Exercise instructions: Render the listing lines as a JSON list of strings, one string per line, starting at the line that contains "Output each element" and ending after the line that contains "photo-frame: Calabroa - Microsoft". Leave out any blank lines.

Extracted records:
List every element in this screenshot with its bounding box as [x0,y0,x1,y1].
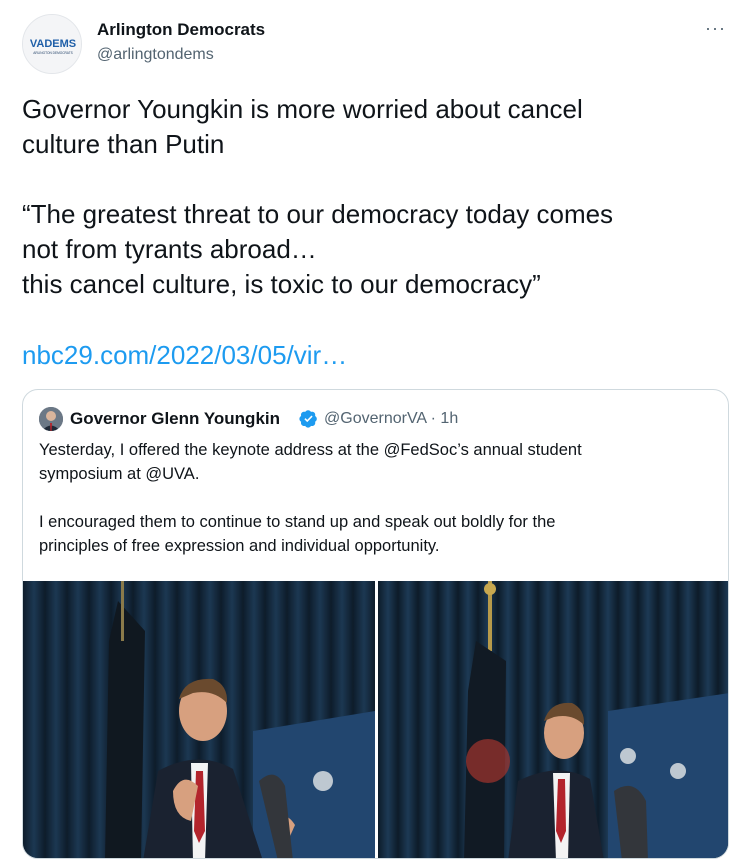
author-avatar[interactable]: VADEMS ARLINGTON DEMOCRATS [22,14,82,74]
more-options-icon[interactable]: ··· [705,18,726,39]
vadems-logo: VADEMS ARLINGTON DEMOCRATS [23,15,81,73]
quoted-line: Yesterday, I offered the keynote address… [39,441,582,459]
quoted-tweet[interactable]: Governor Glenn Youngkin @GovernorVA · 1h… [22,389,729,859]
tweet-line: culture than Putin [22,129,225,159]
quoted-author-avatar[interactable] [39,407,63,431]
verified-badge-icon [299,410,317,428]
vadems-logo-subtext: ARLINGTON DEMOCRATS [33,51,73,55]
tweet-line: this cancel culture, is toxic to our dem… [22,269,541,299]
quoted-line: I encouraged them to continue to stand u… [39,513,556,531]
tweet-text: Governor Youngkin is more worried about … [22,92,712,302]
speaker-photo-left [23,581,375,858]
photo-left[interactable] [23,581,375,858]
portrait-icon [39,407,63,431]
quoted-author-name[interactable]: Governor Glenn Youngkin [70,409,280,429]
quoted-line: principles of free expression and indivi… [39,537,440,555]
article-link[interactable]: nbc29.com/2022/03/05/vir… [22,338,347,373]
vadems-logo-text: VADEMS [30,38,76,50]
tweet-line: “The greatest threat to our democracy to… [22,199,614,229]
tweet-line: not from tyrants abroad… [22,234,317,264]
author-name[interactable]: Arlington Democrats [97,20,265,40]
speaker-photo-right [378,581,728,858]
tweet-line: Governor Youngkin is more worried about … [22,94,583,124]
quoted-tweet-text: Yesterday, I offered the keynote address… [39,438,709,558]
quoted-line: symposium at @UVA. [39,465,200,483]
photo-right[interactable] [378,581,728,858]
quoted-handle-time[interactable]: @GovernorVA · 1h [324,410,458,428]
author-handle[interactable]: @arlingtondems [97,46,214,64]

* * *

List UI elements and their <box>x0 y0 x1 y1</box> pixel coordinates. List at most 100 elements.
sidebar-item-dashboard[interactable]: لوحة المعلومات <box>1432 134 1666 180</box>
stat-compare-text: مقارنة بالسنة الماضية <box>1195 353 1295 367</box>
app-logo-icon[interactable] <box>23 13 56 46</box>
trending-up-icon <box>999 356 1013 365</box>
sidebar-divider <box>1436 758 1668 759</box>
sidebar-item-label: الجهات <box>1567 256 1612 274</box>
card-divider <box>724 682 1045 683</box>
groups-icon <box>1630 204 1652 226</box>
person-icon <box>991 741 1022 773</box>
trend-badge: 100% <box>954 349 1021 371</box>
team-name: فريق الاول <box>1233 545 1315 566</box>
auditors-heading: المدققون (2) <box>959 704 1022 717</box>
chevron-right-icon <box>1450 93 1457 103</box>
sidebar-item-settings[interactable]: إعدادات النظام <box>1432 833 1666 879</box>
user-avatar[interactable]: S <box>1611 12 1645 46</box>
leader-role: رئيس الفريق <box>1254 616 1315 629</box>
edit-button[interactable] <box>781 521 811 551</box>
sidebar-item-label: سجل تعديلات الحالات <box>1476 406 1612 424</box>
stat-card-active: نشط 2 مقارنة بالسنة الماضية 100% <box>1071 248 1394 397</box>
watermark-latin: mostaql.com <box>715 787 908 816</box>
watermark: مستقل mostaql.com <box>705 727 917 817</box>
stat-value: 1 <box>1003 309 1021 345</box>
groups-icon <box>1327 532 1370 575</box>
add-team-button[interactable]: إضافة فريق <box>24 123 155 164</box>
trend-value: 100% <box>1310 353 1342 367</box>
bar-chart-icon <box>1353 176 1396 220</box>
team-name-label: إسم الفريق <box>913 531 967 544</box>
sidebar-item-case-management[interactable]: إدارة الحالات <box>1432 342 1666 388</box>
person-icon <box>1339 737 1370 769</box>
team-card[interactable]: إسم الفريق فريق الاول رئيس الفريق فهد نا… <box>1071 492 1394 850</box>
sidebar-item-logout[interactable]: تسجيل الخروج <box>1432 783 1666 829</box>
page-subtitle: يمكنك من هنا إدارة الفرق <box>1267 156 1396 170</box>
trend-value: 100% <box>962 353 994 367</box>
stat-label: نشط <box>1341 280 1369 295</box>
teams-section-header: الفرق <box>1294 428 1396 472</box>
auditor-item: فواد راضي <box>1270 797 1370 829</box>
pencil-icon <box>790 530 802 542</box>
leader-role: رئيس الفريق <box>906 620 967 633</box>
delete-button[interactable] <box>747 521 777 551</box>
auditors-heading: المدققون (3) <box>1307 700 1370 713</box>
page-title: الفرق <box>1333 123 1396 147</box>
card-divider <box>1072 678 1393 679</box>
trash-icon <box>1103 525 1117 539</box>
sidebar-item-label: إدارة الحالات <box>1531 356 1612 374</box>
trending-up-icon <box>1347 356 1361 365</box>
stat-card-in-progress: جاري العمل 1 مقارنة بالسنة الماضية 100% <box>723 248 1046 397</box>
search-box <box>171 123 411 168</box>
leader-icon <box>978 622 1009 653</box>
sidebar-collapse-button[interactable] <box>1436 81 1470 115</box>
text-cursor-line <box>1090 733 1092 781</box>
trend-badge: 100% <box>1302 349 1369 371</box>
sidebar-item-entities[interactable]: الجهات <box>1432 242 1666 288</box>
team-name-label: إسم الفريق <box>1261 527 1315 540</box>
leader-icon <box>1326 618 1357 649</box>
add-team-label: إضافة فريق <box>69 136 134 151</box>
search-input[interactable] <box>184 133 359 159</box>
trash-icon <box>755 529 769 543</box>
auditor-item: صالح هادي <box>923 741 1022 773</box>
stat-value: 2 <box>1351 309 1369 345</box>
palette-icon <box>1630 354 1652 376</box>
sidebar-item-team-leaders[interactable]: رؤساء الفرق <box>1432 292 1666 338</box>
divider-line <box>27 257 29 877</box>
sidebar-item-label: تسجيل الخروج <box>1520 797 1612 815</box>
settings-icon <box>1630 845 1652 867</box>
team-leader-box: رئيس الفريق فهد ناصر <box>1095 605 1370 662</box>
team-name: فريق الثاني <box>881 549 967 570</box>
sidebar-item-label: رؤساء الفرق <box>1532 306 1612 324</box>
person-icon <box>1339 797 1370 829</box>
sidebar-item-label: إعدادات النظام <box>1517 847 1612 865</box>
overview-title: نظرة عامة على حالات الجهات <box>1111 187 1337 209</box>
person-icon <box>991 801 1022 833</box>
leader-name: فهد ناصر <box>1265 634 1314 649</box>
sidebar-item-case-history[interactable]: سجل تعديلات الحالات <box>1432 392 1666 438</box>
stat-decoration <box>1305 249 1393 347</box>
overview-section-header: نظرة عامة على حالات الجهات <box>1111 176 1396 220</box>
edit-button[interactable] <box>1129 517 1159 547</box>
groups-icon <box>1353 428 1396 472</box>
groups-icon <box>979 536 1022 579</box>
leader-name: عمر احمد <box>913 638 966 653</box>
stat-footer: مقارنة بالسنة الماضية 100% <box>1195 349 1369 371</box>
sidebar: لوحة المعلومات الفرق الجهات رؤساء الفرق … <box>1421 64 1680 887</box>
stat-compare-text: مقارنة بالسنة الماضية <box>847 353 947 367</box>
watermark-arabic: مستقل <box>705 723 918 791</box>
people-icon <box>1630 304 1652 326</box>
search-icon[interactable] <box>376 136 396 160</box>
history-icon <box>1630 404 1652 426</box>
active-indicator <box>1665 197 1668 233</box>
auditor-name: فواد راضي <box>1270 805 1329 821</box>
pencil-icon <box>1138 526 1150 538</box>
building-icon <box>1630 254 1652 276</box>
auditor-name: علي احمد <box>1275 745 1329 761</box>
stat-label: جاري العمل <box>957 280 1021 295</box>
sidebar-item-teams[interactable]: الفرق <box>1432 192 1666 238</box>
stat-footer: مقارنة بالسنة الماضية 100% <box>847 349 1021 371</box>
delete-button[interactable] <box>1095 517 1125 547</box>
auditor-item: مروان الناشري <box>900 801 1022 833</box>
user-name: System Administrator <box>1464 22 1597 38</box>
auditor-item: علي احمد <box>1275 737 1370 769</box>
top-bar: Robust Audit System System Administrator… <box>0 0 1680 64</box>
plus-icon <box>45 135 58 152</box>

==

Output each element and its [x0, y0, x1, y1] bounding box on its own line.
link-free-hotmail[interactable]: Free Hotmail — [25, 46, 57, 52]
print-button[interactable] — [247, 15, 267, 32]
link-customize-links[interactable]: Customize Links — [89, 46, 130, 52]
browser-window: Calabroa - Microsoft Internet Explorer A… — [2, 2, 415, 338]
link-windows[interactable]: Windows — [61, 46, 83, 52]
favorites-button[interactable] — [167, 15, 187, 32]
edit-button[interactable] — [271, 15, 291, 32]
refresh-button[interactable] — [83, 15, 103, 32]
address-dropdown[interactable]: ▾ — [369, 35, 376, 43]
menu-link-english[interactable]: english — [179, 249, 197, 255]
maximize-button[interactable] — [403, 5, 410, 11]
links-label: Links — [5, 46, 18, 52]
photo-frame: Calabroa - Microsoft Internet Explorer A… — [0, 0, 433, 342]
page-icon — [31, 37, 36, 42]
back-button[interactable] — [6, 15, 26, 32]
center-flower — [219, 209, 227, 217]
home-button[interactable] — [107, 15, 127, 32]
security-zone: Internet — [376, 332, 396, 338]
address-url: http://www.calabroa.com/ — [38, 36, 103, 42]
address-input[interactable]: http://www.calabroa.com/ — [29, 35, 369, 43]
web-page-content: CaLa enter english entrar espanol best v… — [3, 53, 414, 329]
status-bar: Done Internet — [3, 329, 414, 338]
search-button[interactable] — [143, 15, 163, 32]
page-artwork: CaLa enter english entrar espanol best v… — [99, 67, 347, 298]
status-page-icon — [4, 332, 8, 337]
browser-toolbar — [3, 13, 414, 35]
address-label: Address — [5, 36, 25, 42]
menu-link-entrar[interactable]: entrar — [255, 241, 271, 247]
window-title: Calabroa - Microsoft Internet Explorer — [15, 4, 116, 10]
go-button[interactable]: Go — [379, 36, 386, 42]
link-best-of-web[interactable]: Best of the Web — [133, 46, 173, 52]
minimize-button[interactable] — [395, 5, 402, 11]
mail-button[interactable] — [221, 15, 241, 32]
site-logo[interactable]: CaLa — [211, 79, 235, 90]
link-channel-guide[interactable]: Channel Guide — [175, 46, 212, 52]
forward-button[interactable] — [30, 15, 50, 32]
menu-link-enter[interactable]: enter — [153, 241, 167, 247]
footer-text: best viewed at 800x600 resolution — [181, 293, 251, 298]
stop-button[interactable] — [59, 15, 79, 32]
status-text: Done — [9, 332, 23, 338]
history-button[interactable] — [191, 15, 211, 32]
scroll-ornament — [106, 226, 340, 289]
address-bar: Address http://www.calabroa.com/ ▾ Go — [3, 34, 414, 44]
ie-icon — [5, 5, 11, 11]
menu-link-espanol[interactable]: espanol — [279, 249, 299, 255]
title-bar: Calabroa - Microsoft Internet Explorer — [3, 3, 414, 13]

Right answer:
[
  "Output each element and its [x0, y0, x1, y1] bounding box on its own line.",
  "link-free-hotmail[interactable]: Free Hotmail — [25, 46, 57, 52]",
  "print-button[interactable] — [247, 15, 267, 32]",
  "link-customize-links[interactable]: Customize Links — [89, 46, 130, 52]",
  "browser-window: Calabroa - Microsoft Internet Explorer A… — [2, 2, 415, 338]",
  "link-windows[interactable]: Windows — [61, 46, 83, 52]",
  "favorites-button[interactable] — [167, 15, 187, 32]",
  "edit-button[interactable] — [271, 15, 291, 32]",
  "refresh-button[interactable] — [83, 15, 103, 32]",
  "address-dropdown[interactable]: ▾ — [369, 35, 376, 43]",
  "menu-link-english[interactable]: english — [179, 249, 197, 255]",
  "maximize-button[interactable] — [403, 5, 410, 11]",
  "links-label: Links — [5, 46, 18, 52]",
  "photo-frame: Calabroa - Microsoft Internet Explorer A… — [0, 0, 433, 342]"
]